▶ [EXERCISE TASK] Can you output the material exactly as written, minus any pictures it holds?

********************

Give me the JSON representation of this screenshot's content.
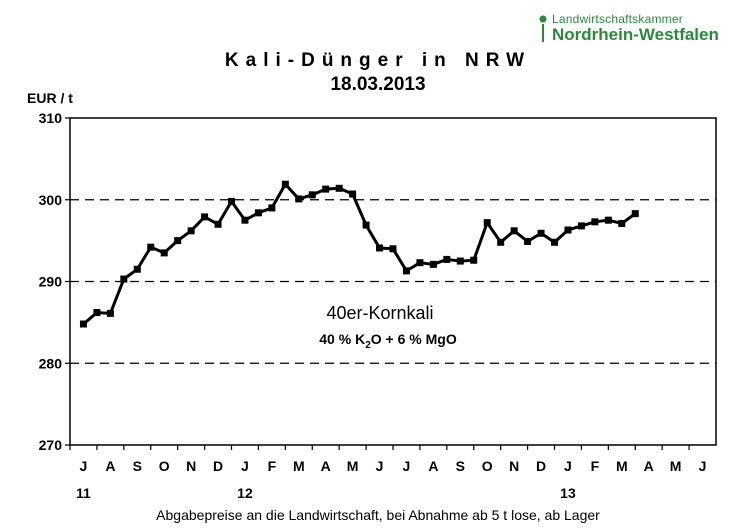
{
  "logo": {
    "line1": "Landwirtschaftskammer",
    "line2": "Nordrhein-Westfalen",
    "color": "#2a8a3a"
  },
  "chart_data": {
    "type": "line",
    "title": "Kali-Dünger in NRW",
    "subtitle": "18.03.2013",
    "ylabel": "EUR / t",
    "xlabel": "Abgabepreise an die Landwirtschaft, bei Abnahme ab 5 t lose, ab Lager",
    "ylim": [
      270,
      310
    ],
    "yticks": [
      270,
      280,
      290,
      300,
      310
    ],
    "grid": "dashed horizontal at 280, 290, 300",
    "months": [
      "J",
      "A",
      "S",
      "O",
      "N",
      "D",
      "J",
      "F",
      "M",
      "A",
      "M",
      "J",
      "J",
      "A",
      "S",
      "O",
      "N",
      "D",
      "J",
      "F",
      "M",
      "A",
      "M",
      "J"
    ],
    "years": [
      {
        "label": "11",
        "month_index": 0
      },
      {
        "label": "12",
        "month_index": 6
      },
      {
        "label": "13",
        "month_index": 18
      }
    ],
    "annotation": {
      "product": "40er-Kornkali",
      "formula_a": "40 %  K",
      "formula_sub": "2",
      "formula_b": "O + 6 % MgO"
    },
    "series": [
      {
        "color": "#000000",
        "points": [
          [
            0.0,
            284.8
          ],
          [
            0.5,
            286.2
          ],
          [
            1.0,
            286.1
          ],
          [
            1.5,
            290.3
          ],
          [
            2.0,
            291.5
          ],
          [
            2.5,
            294.2
          ],
          [
            3.0,
            293.5
          ],
          [
            3.5,
            295.0
          ],
          [
            4.0,
            296.2
          ],
          [
            4.5,
            297.9
          ],
          [
            5.0,
            297.0
          ],
          [
            5.5,
            299.8
          ],
          [
            6.0,
            297.5
          ],
          [
            6.5,
            298.4
          ],
          [
            7.0,
            299.0
          ],
          [
            7.5,
            301.9
          ],
          [
            8.0,
            300.1
          ],
          [
            8.5,
            300.6
          ],
          [
            9.0,
            301.3
          ],
          [
            9.5,
            301.4
          ],
          [
            10.0,
            300.7
          ],
          [
            10.5,
            296.9
          ],
          [
            11.0,
            294.1
          ],
          [
            11.5,
            294.0
          ],
          [
            12.0,
            291.3
          ],
          [
            12.5,
            292.3
          ],
          [
            13.0,
            292.1
          ],
          [
            13.5,
            292.7
          ],
          [
            14.0,
            292.5
          ],
          [
            14.5,
            292.6
          ],
          [
            15.0,
            297.2
          ],
          [
            15.5,
            294.8
          ],
          [
            16.0,
            296.2
          ],
          [
            16.5,
            294.9
          ],
          [
            17.0,
            295.9
          ],
          [
            17.5,
            294.8
          ],
          [
            18.0,
            296.3
          ],
          [
            18.5,
            296.8
          ],
          [
            19.0,
            297.3
          ],
          [
            19.5,
            297.5
          ],
          [
            20.0,
            297.1
          ],
          [
            20.5,
            298.3
          ]
        ]
      }
    ]
  }
}
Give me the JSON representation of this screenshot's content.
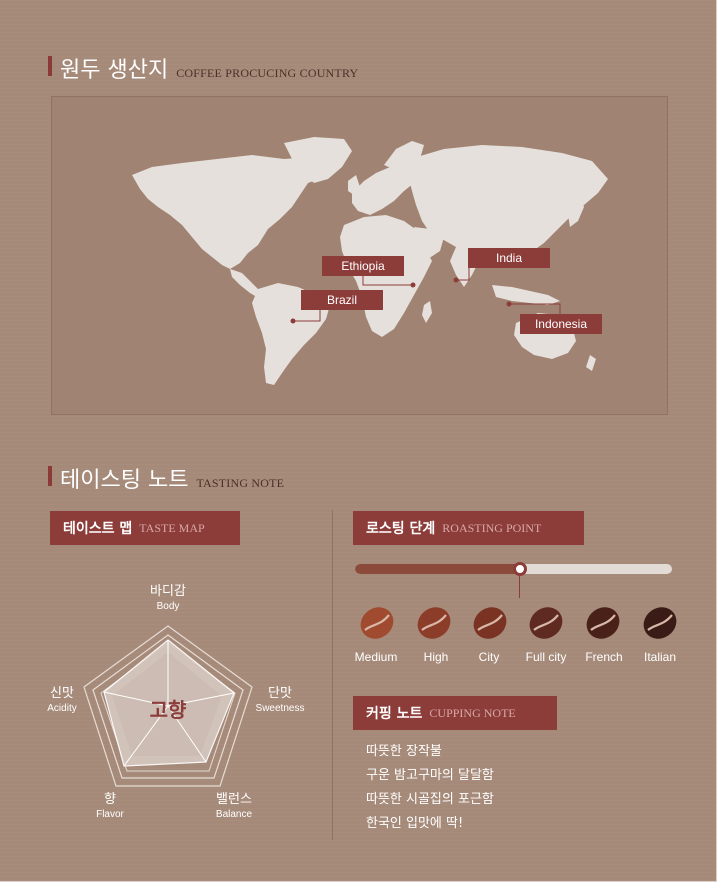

********************

▶ [SOLUTION FOR THIS EXERCISE]
Give me the JSON representation of this screenshot's content.
{
  "logo": {
    "line1": "Landwirtschaftskammer",
    "line2": "Nordrhein-Westfalen",
    "color": "#2a8a3a"
  },
  "chart_data": {
    "type": "line",
    "title": "Kali-Dünger in NRW",
    "subtitle": "18.03.2013",
    "ylabel": "EUR / t",
    "xlabel": "Abgabepreise an die Landwirtschaft, bei Abnahme ab 5 t lose, ab Lager",
    "ylim": [
      270,
      310
    ],
    "yticks": [
      270,
      280,
      290,
      300,
      310
    ],
    "grid": "dashed horizontal at 280, 290, 300",
    "months": [
      "J",
      "A",
      "S",
      "O",
      "N",
      "D",
      "J",
      "F",
      "M",
      "A",
      "M",
      "J",
      "J",
      "A",
      "S",
      "O",
      "N",
      "D",
      "J",
      "F",
      "M",
      "A",
      "M",
      "J"
    ],
    "years": [
      {
        "label": "11",
        "month_index": 0
      },
      {
        "label": "12",
        "month_index": 6
      },
      {
        "label": "13",
        "month_index": 18
      }
    ],
    "annotation": {
      "product": "40er-Kornkali",
      "formula_a": "40 %  K",
      "formula_sub": "2",
      "formula_b": "O + 6 % MgO"
    },
    "series": [
      {
        "color": "#000000",
        "points": [
          [
            0.0,
            284.8
          ],
          [
            0.5,
            286.2
          ],
          [
            1.0,
            286.1
          ],
          [
            1.5,
            290.3
          ],
          [
            2.0,
            291.5
          ],
          [
            2.5,
            294.2
          ],
          [
            3.0,
            293.5
          ],
          [
            3.5,
            295.0
          ],
          [
            4.0,
            296.2
          ],
          [
            4.5,
            297.9
          ],
          [
            5.0,
            297.0
          ],
          [
            5.5,
            299.8
          ],
          [
            6.0,
            297.5
          ],
          [
            6.5,
            298.4
          ],
          [
            7.0,
            299.0
          ],
          [
            7.5,
            301.9
          ],
          [
            8.0,
            300.1
          ],
          [
            8.5,
            300.6
          ],
          [
            9.0,
            301.3
          ],
          [
            9.5,
            301.4
          ],
          [
            10.0,
            300.7
          ],
          [
            10.5,
            296.9
          ],
          [
            11.0,
            294.1
          ],
          [
            11.5,
            294.0
          ],
          [
            12.0,
            291.3
          ],
          [
            12.5,
            292.3
          ],
          [
            13.0,
            292.1
          ],
          [
            13.5,
            292.7
          ],
          [
            14.0,
            292.5
          ],
          [
            14.5,
            292.6
          ],
          [
            15.0,
            297.2
          ],
          [
            15.5,
            294.8
          ],
          [
            16.0,
            296.2
          ],
          [
            16.5,
            294.9
          ],
          [
            17.0,
            295.9
          ],
          [
            17.5,
            294.8
          ],
          [
            18.0,
            296.3
          ],
          [
            18.5,
            296.8
          ],
          [
            19.0,
            297.3
          ],
          [
            19.5,
            297.5
          ],
          [
            20.0,
            297.1
          ],
          [
            20.5,
            298.3
          ]
        ]
      }
    ]
  }
}
Give me the JSON representation of this screenshot's content.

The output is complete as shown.